Challenge> The records are to be restated in their entirety, word for word.

Records from a data collection>
= = = = = = =

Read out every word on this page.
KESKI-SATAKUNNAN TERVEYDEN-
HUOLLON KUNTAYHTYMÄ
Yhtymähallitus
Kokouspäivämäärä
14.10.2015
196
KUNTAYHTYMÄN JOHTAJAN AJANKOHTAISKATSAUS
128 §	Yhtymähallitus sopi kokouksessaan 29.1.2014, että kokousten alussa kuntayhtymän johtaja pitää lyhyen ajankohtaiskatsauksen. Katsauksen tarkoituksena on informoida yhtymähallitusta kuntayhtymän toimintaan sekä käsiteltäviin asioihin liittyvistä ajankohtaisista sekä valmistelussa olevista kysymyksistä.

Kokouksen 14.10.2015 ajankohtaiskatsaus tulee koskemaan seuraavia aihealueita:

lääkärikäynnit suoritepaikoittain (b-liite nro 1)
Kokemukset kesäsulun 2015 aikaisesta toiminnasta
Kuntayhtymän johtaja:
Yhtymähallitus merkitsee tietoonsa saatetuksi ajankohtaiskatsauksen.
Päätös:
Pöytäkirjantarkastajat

= = = = = = =

Answer for this exercise>
Read out every word on this page.
KESKI-SATAKUNNAN TERVEYDEN-
HUOLLON KUNTAYHTYMÄ
Yhtymähallitus
Kokouspäivämäärä
14.10.2015
196
KUNTAYHTYMÄN JOHTAJAN AJANKOHTAISKATSAUS
128 §	Yhtymähallitus sopi kokouksessaan 29.1.2014, että kokousten alussa kuntayhtymän johtaja pitää lyhyen ajankohtaiskatsauksen. Katsauksen tarkoituksena on informoida yhtymähallitusta kuntayhtymän toimintaan sekä käsiteltäviin asioihin liittyvistä ajankohtaisista sekä valmistelussa olevista kysymyksistä.

Kokouksen 14.10.2015 ajankohtaiskatsaus tulee koskemaan seuraavia aihealueita:

lääkärikäynnit suoritepaikoittain (b-liite nro 1)
Kokemukset kesäsulun 2015 aikaisesta toiminnasta
Kuntayhtymän johtaja:
Yhtymähallitus merkitsee tietoonsa saatetuksi ajankohtaiskatsauksen.
Päätös:
Pöytäkirjantarkastajat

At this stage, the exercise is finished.